» **AIM**:
What follows is a set of entries. Give them again exactly, without the pictures.

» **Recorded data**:
━━━━━━

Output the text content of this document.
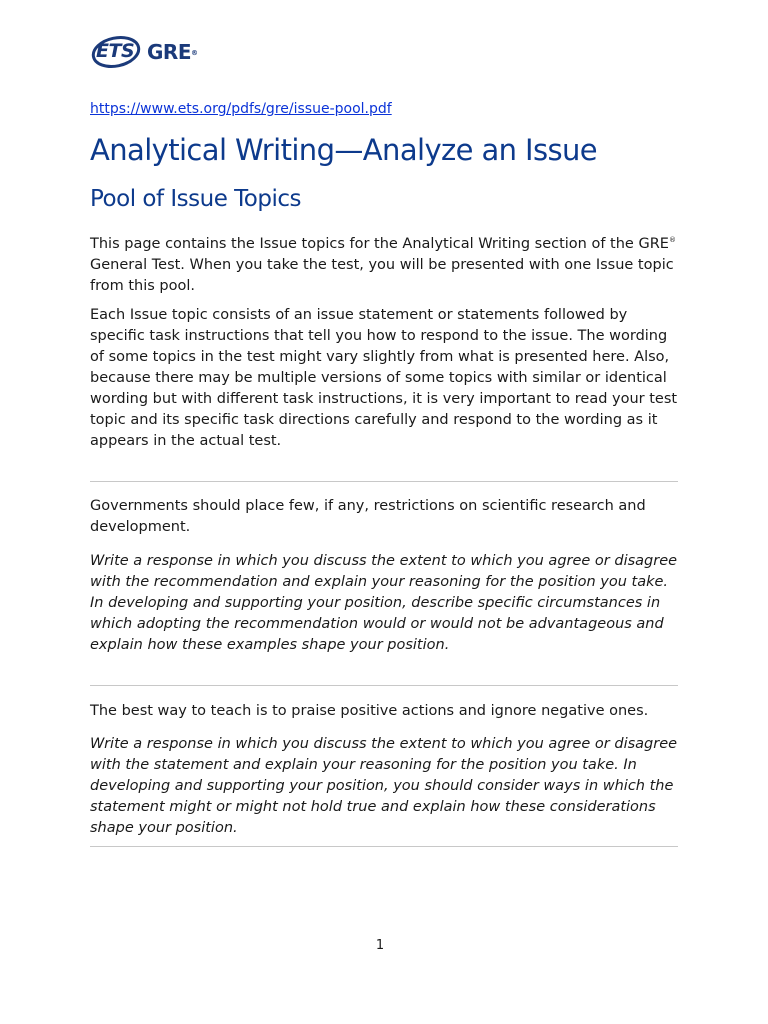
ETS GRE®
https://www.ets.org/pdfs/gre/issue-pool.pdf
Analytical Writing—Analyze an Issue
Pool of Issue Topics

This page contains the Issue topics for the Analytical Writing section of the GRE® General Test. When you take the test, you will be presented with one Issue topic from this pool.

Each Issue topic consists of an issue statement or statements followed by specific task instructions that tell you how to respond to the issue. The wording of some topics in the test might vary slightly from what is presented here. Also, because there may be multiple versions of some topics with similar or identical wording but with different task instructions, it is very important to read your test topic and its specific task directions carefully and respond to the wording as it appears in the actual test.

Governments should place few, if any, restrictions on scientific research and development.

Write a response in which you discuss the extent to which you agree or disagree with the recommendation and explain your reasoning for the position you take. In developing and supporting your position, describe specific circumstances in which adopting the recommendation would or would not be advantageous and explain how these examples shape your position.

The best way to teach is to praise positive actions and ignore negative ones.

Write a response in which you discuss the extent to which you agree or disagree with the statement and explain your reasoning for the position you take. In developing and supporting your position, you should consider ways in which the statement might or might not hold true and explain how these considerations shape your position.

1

━━━━━━

» **ANSWER TO THE EXERCISE**:
Output the text content of this document.
ETS GRE®
https://www.ets.org/pdfs/gre/issue-pool.pdf
Analytical Writing—Analyze an Issue
Pool of Issue Topics

This page contains the Issue topics for the Analytical Writing section of the GRE® General Test. When you take the test, you will be presented with one Issue topic from this pool.

Each Issue topic consists of an issue statement or statements followed by specific task instructions that tell you how to respond to the issue. The wording of some topics in the test might vary slightly from what is presented here. Also, because there may be multiple versions of some topics with similar or identical wording but with different task instructions, it is very important to read your test topic and its specific task directions carefully and respond to the wording as it appears in the actual test.

Governments should place few, if any, restrictions on scientific research and development.

Write a response in which you discuss the extent to which you agree or disagree with the recommendation and explain your reasoning for the position you take. In developing and supporting your position, describe specific circumstances in which adopting the recommendation would or would not be advantageous and explain how these examples shape your position.

The best way to teach is to praise positive actions and ignore negative ones.

Write a response in which you discuss the extent to which you agree or disagree with the statement and explain your reasoning for the position you take. In developing and supporting your position, you should consider ways in which the statement might or might not hold true and explain how these considerations shape your position.

1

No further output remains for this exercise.